→ **TO BE DONE**: Which lines contain the string "durch"? Please list every one of them.

→ **MATERIAL SUPPLIED**:
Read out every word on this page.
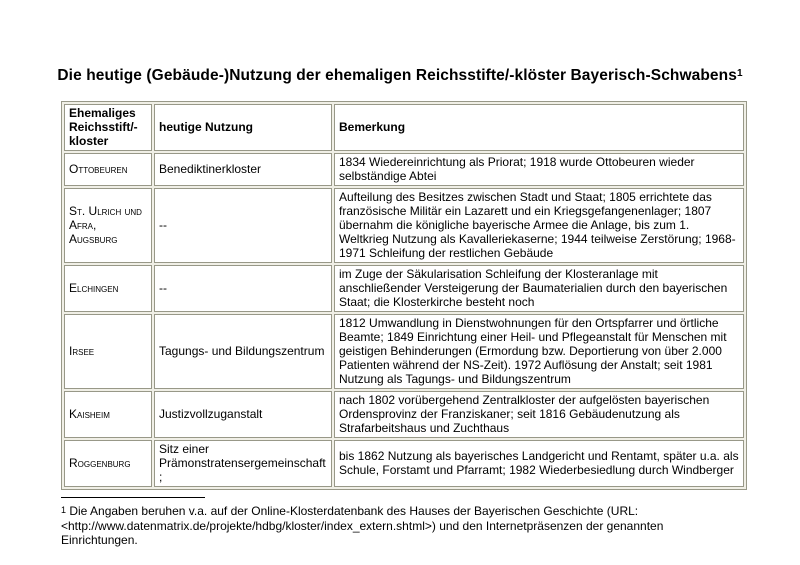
Die heutige (Gebäude-)Nutzung der ehemaligen Reichsstifte/-klöster Bayerisch-Schwabens$^1$
Ehemaliges Reichsstift/-kloster	heutige Nutzung	Bemerkung
Ottobeuren	Benediktinerkloster	1834 Wiedereinrichtung als Priorat; 1918 wurde Ottobeuren wieder selbständige Abtei
St. Ulrich und Afra, Augsburg	--	Aufteilung des Besitzes zwischen Stadt und Staat; 1805 errichtete das französische Militär ein Lazarett und ein Kriegsgefangenenlager; 1807 übernahm die königliche bayerische Armee die Anlage, bis zum 1. Weltkrieg Nutzung als Kavalleriekaserne; 1944 teilweise Zerstörung; 1968-1971 Schleifung der restlichen Gebäude
Elchingen	--	im Zuge der Säkularisation Schleifung der Klosteranlage mit anschließender Versteigerung der Baumaterialien durch den bayerischen Staat; die Klosterkirche besteht noch
Irsee	Tagungs- und Bildungszentrum	1812 Umwandlung in Dienstwohnungen für den Ortspfarrer und örtliche Beamte; 1849 Einrichtung einer Heil- und Pflegeanstalt für Menschen mit geistigen Behinderungen (Ermordung bzw. Deportierung von über 2.000 Patienten während der NS-Zeit). 1972 Auflösung der Anstalt; seit 1981 Nutzung als Tagungs- und Bildungszentrum
Kaisheim	Justizvollzuganstalt	nach 1802 vorübergehend Zentralkloster der aufgelösten bayerischen Ordensprovinz der Franziskaner; seit 1816 Gebäudenutzung als Strafarbeitshaus und Zuchthaus
Roggenburg	Sitz einer Prämonstratensergemeinschaft;	bis 1862 Nutzung als bayerisches Landgericht und Rentamt, später u.a. als Schule, Forstamt und Pfarramt; 1982 Wiederbesiedlung durch Windberger
$^1$ Die Angaben beruhen v.a. auf der Online-Klosterdatenbank des Hauses der Bayerischen Geschichte (URL: <http://www.datenmatrix.de/projekte/hdbg/kloster/index_extern.shtml>) und den Internetpräsenzen der genannten Einrichtungen.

→ **COMPLETED EXERCISE**:
Elchingen	--	im Zuge der Säkularisation Schleifung der Klosteranlage mit anschließender Versteigerung der Baumaterialien durch den bayerischen Staat; die Klosterkirche besteht noch
Roggenburg	Sitz einer Prämonstratensergemeinschaft;	bis 1862 Nutzung als bayerisches Landgericht und Rentamt, später u.a. als Schule, Forstamt und Pfarramt; 1982 Wiederbesiedlung durch Windberger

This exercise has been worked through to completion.